== Listing ==

----------

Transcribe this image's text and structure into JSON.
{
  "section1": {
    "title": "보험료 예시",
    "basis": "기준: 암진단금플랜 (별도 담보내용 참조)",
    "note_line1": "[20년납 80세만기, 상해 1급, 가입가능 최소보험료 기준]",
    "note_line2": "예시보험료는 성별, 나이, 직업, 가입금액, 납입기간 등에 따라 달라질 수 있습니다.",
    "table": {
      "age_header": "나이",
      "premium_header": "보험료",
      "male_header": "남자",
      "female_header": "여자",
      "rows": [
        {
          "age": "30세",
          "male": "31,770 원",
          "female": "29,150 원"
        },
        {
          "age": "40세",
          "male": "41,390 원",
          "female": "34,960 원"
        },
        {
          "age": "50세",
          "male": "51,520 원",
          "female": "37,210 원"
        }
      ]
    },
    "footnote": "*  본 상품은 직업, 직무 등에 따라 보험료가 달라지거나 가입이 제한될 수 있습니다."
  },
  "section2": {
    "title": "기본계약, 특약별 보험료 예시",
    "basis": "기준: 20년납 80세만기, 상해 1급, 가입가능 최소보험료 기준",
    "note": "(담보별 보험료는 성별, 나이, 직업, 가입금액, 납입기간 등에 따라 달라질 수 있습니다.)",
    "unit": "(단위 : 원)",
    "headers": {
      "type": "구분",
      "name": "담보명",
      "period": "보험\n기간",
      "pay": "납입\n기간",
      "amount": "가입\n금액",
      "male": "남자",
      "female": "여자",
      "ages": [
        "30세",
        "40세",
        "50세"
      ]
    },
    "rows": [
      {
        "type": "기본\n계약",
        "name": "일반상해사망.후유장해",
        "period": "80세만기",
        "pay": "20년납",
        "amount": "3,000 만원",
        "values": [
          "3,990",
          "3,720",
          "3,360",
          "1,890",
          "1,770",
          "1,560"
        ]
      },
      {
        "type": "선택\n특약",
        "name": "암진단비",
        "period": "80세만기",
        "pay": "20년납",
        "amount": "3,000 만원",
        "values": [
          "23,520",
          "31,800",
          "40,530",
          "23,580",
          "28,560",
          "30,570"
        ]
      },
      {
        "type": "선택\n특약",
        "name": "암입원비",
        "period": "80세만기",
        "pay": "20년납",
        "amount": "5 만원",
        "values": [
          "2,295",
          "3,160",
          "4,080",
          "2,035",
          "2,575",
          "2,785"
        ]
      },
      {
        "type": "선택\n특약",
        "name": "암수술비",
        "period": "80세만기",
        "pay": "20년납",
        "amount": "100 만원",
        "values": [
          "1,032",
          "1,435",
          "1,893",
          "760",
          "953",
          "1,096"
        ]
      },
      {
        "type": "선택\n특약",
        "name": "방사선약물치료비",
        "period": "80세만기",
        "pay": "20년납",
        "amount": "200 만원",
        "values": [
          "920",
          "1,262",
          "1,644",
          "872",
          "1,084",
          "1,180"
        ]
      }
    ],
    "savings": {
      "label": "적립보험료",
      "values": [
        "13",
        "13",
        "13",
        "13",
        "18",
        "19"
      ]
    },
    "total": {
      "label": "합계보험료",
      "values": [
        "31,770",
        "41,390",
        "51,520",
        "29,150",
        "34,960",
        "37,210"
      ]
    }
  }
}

----------

== Problem to work on ==
Return the listing above in full, character for character.

== Result ==
Transcribe this image's text and structure into JSON.
{
  "section1": {
    "title": "보험료 예시",
    "basis": "기준: 암진단금플랜 (별도 담보내용 참조)",
    "note_line1": "[20년납 80세만기, 상해 1급, 가입가능 최소보험료 기준]",
    "note_line2": "예시보험료는 성별, 나이, 직업, 가입금액, 납입기간 등에 따라 달라질 수 있습니다.",
    "table": {
      "age_header": "나이",
      "premium_header": "보험료",
      "male_header": "남자",
      "female_header": "여자",
      "rows": [
        {
          "age": "30세",
          "male": "31,770 원",
          "female": "29,150 원"
        },
        {
          "age": "40세",
          "male": "41,390 원",
          "female": "34,960 원"
        },
        {
          "age": "50세",
          "male": "51,520 원",
          "female": "37,210 원"
        }
      ]
    },
    "footnote": "*  본 상품은 직업, 직무 등에 따라 보험료가 달라지거나 가입이 제한될 수 있습니다."
  },
  "section2": {
    "title": "기본계약, 특약별 보험료 예시",
    "basis": "기준: 20년납 80세만기, 상해 1급, 가입가능 최소보험료 기준",
    "note": "(담보별 보험료는 성별, 나이, 직업, 가입금액, 납입기간 등에 따라 달라질 수 있습니다.)",
    "unit": "(단위 : 원)",
    "headers": {
      "type": "구분",
      "name": "담보명",
      "period": "보험\n기간",
      "pay": "납입\n기간",
      "amount": "가입\n금액",
      "male": "남자",
      "female": "여자",
      "ages": [
        "30세",
        "40세",
        "50세"
      ]
    },
    "rows": [
      {
        "type": "기본\n계약",
        "name": "일반상해사망.후유장해",
        "period": "80세만기",
        "pay": "20년납",
        "amount": "3,000 만원",
        "values": [
          "3,990",
          "3,720",
          "3,360",
          "1,890",
          "1,770",
          "1,560"
        ]
      },
      {
        "type": "선택\n특약",
        "name": "암진단비",
        "period": "80세만기",
        "pay": "20년납",
        "amount": "3,000 만원",
        "values": [
          "23,520",
          "31,800",
          "40,530",
          "23,580",
          "28,560",
          "30,570"
        ]
      },
      {
        "type": "선택\n특약",
        "name": "암입원비",
        "period": "80세만기",
        "pay": "20년납",
        "amount": "5 만원",
        "values": [
          "2,295",
          "3,160",
          "4,080",
          "2,035",
          "2,575",
          "2,785"
        ]
      },
      {
        "type": "선택\n특약",
        "name": "암수술비",
        "period": "80세만기",
        "pay": "20년납",
        "amount": "100 만원",
        "values": [
          "1,032",
          "1,435",
          "1,893",
          "760",
          "953",
          "1,096"
        ]
      },
      {
        "type": "선택\n특약",
        "name": "방사선약물치료비",
        "period": "80세만기",
        "pay": "20년납",
        "amount": "200 만원",
        "values": [
          "920",
          "1,262",
          "1,644",
          "872",
          "1,084",
          "1,180"
        ]
      }
    ],
    "savings": {
      "label": "적립보험료",
      "values": [
        "13",
        "13",
        "13",
        "13",
        "18",
        "19"
      ]
    },
    "total": {
      "label": "합계보험료",
      "values": [
        "31,770",
        "41,390",
        "51,520",
        "29,150",
        "34,960",
        "37,210"
      ]
    }
  }
}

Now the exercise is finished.